The request
Identify the lines bearing the string "profile" and gather them.

Data records
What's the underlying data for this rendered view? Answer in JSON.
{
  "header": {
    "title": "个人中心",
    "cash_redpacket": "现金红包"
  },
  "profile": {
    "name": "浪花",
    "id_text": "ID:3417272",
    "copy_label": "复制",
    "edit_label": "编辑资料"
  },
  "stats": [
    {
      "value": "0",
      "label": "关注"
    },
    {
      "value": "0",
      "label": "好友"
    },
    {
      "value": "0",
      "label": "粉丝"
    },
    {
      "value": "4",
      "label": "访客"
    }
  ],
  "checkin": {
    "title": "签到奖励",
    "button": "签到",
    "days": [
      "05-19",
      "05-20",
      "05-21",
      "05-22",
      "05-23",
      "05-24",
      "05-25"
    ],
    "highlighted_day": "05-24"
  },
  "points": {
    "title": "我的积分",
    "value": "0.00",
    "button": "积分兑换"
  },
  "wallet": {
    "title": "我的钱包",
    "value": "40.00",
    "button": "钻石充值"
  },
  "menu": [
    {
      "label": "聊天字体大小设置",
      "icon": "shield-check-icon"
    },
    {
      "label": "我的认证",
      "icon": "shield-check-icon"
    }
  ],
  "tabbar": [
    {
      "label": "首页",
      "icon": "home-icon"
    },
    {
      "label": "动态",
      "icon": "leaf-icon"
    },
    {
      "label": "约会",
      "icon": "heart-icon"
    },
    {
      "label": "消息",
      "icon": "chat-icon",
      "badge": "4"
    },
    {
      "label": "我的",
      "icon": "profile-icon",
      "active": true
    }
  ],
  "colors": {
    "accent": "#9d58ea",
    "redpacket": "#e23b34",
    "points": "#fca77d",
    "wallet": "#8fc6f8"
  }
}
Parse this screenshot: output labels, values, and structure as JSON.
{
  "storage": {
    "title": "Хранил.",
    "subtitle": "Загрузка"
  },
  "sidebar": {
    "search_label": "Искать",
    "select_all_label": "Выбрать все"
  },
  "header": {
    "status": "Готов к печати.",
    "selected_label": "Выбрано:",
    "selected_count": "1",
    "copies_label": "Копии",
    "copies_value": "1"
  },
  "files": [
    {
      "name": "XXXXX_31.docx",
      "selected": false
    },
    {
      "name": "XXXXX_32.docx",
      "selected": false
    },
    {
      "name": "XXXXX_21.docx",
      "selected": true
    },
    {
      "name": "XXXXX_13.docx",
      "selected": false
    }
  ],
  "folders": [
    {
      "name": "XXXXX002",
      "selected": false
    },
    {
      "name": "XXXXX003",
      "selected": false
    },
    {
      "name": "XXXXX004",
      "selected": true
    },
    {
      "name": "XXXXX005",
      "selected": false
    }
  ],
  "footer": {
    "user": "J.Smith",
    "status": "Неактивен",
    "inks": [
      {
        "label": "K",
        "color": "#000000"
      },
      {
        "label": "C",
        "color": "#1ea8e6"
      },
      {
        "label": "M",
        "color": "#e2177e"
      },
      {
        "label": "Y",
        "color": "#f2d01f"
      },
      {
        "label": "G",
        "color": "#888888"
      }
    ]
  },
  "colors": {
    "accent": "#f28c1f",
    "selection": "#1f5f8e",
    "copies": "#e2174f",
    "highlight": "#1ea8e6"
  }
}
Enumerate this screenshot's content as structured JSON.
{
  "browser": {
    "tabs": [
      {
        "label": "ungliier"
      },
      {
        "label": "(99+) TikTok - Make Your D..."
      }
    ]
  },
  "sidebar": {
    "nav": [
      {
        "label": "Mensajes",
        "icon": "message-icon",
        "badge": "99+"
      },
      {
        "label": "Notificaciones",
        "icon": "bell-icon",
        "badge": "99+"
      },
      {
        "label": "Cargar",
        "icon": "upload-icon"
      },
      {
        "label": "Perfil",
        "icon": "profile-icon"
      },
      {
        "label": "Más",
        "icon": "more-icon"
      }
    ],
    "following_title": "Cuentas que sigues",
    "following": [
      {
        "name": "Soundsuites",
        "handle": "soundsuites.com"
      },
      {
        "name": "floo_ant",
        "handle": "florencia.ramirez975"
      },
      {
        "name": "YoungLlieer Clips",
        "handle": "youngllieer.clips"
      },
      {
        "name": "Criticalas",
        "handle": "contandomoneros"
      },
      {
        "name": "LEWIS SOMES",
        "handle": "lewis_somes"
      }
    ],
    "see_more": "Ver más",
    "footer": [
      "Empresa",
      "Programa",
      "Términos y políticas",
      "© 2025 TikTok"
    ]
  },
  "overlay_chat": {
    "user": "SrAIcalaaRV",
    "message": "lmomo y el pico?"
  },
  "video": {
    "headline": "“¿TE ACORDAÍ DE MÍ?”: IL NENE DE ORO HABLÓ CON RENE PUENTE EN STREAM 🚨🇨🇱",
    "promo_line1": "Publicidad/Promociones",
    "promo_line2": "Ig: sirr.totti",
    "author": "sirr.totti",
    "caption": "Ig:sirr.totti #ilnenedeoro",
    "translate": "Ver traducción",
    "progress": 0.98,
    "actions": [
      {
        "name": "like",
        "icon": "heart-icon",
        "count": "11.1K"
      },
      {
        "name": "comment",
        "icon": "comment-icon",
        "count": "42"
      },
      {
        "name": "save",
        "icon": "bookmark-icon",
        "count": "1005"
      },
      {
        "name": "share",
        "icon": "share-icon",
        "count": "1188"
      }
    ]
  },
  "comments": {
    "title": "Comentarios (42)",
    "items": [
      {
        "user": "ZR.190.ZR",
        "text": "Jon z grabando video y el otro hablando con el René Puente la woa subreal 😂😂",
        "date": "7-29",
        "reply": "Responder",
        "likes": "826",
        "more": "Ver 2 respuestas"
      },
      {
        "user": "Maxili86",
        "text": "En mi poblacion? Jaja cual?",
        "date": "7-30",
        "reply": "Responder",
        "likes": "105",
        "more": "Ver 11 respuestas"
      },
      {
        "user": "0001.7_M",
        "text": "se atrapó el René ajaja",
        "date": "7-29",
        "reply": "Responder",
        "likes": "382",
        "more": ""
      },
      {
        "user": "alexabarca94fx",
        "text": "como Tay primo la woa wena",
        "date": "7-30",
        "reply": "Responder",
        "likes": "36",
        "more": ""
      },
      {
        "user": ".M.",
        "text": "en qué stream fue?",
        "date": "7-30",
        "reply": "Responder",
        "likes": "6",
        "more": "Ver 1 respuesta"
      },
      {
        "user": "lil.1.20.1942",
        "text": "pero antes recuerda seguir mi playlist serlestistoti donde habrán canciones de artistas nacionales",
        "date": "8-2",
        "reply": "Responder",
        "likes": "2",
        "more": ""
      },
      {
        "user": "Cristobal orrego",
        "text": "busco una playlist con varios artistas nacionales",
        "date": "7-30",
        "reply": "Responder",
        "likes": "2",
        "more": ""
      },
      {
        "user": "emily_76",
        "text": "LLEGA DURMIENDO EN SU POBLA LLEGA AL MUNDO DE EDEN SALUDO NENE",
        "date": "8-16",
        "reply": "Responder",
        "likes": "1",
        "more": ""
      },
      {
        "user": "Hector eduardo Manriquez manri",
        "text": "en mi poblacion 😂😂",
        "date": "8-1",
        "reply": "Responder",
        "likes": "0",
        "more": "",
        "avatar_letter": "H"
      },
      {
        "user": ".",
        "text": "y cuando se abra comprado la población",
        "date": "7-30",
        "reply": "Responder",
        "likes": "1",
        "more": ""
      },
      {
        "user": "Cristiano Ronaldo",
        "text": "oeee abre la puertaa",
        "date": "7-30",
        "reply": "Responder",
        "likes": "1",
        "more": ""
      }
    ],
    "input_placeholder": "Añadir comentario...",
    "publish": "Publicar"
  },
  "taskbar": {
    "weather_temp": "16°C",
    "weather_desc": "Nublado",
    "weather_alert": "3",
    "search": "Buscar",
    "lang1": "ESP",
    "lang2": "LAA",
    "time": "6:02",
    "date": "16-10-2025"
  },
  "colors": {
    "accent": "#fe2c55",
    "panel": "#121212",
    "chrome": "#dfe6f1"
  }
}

Solution for this task
  "profile": {
      "icon": "profile-icon",
        "icon": "profile-icon"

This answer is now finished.